Data items:
-*-

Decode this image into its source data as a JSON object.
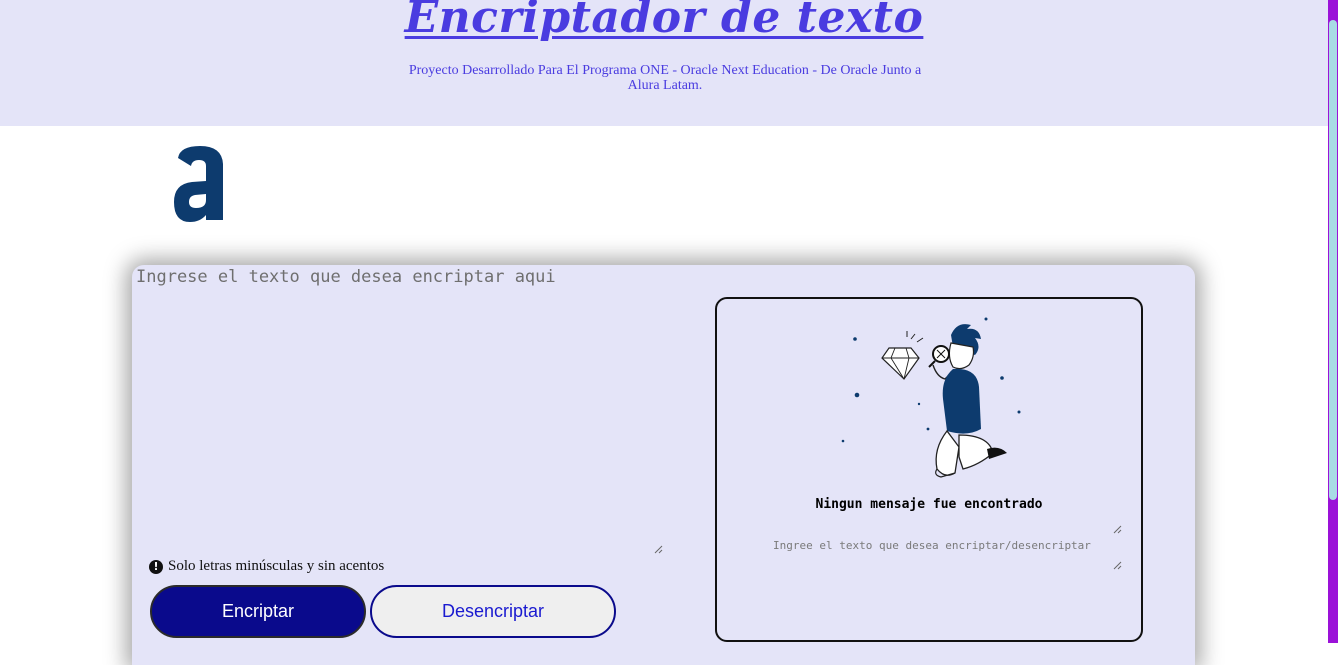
{
  "header": {
    "title": "Encriptador de texto",
    "subtitle": "Proyecto Desarrollado Para El Programa ONE - Oracle Next Education - De Oracle Junto a Alura Latam."
  },
  "logo": {
    "icon": "alura-logo-icon",
    "color": "#0d3b6e"
  },
  "encoder": {
    "input_placeholder": "Ingrese el texto que desea encriptar aqui",
    "hint": "Solo letras minúsculas y sin acentos",
    "encrypt_label": "Encriptar",
    "decrypt_label": "Desencriptar"
  },
  "result": {
    "empty_message": "Ningun mensaje fue encontrado",
    "output_placeholder": "Ingree el texto que desea encriptar/desencriptar"
  },
  "colors": {
    "accent": "#4a3ce0",
    "primary_button": "#0a0a8c",
    "panel_bg": "#e4e4f8",
    "scrollbar_track": "#9b12d8",
    "scrollbar_thumb": "#a9dbe5"
  }
}
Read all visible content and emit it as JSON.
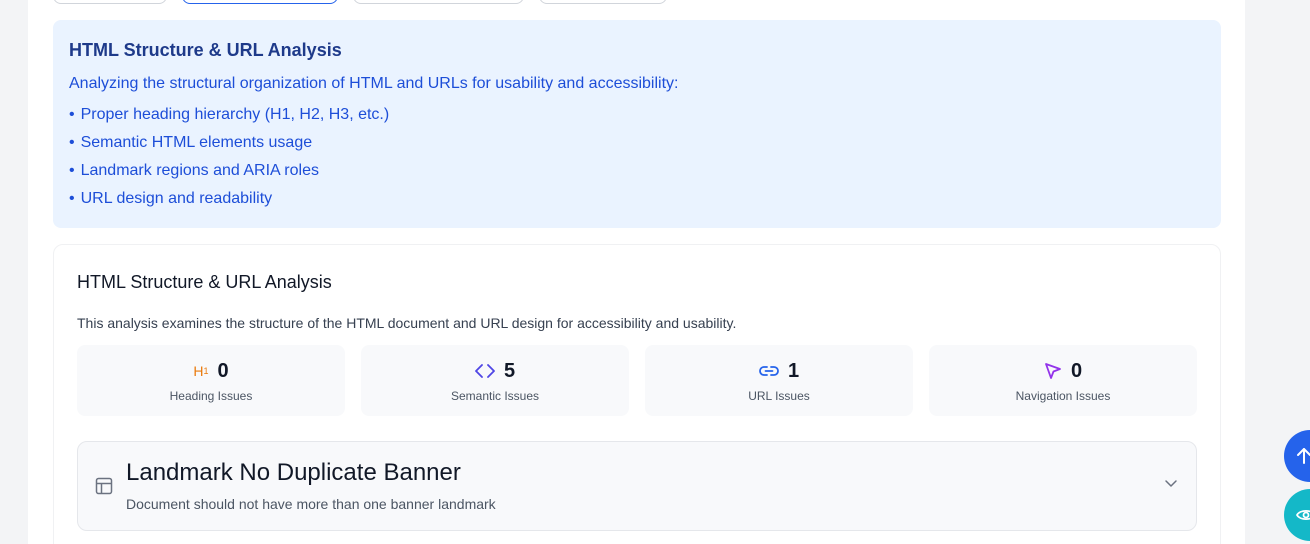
{
  "info": {
    "title": "HTML Structure & URL Analysis",
    "description": "Analyzing the structural organization of HTML and URLs for usability and accessibility:",
    "items": [
      "Proper heading hierarchy (H1, H2, H3, etc.)",
      "Semantic HTML elements usage",
      "Landmark regions and ARIA roles",
      "URL design and readability"
    ]
  },
  "card": {
    "title": "HTML Structure & URL Analysis",
    "description": "This analysis examines the structure of the HTML document and URL design for accessibility and usability.",
    "stats": [
      {
        "icon": "heading-icon",
        "value": "0",
        "label": "Heading Issues",
        "color": "#ea7a0c"
      },
      {
        "icon": "code-icon",
        "value": "5",
        "label": "Semantic Issues",
        "color": "#4f46e5"
      },
      {
        "icon": "link-icon",
        "value": "1",
        "label": "URL Issues",
        "color": "#2563eb"
      },
      {
        "icon": "cursor-icon",
        "value": "0",
        "label": "Navigation Issues",
        "color": "#9333ea"
      }
    ]
  },
  "issue": {
    "icon": "layout-icon",
    "title": "Landmark No Duplicate Banner",
    "description": "Document should not have more than one banner landmark"
  },
  "fabs": {
    "up_icon": "arrow-up-icon",
    "eye_icon": "eye-icon"
  },
  "bullet": "•"
}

-*-

What is being asked » Each entry gets copied exactly; the pictures stay out.

Solution for this problem »
Decode this image into its source data as a JSON object.
{
  "header": {
    "title": "Encriptador de texto",
    "subtitle": "Proyecto Desarrollado Para El Programa ONE - Oracle Next Education - De Oracle Junto a Alura Latam."
  },
  "logo": {
    "icon": "alura-logo-icon",
    "color": "#0d3b6e"
  },
  "encoder": {
    "input_placeholder": "Ingrese el texto que desea encriptar aqui",
    "hint": "Solo letras minúsculas y sin acentos",
    "encrypt_label": "Encriptar",
    "decrypt_label": "Desencriptar"
  },
  "result": {
    "empty_message": "Ningun mensaje fue encontrado",
    "output_placeholder": "Ingree el texto que desea encriptar/desencriptar"
  },
  "colors": {
    "accent": "#4a3ce0",
    "primary_button": "#0a0a8c",
    "panel_bg": "#e4e4f8",
    "scrollbar_track": "#9b12d8",
    "scrollbar_thumb": "#a9dbe5"
  }
}
Read all visible content and emit it as JSON.
{
  "info": {
    "title": "HTML Structure & URL Analysis",
    "description": "Analyzing the structural organization of HTML and URLs for usability and accessibility:",
    "items": [
      "Proper heading hierarchy (H1, H2, H3, etc.)",
      "Semantic HTML elements usage",
      "Landmark regions and ARIA roles",
      "URL design and readability"
    ]
  },
  "card": {
    "title": "HTML Structure & URL Analysis",
    "description": "This analysis examines the structure of the HTML document and URL design for accessibility and usability.",
    "stats": [
      {
        "icon": "heading-icon",
        "value": "0",
        "label": "Heading Issues",
        "color": "#ea7a0c"
      },
      {
        "icon": "code-icon",
        "value": "5",
        "label": "Semantic Issues",
        "color": "#4f46e5"
      },
      {
        "icon": "link-icon",
        "value": "1",
        "label": "URL Issues",
        "color": "#2563eb"
      },
      {
        "icon": "cursor-icon",
        "value": "0",
        "label": "Navigation Issues",
        "color": "#9333ea"
      }
    ]
  },
  "issue": {
    "icon": "layout-icon",
    "title": "Landmark No Duplicate Banner",
    "description": "Document should not have more than one banner landmark"
  },
  "fabs": {
    "up_icon": "arrow-up-icon",
    "eye_icon": "eye-icon"
  },
  "bullet": "•"
}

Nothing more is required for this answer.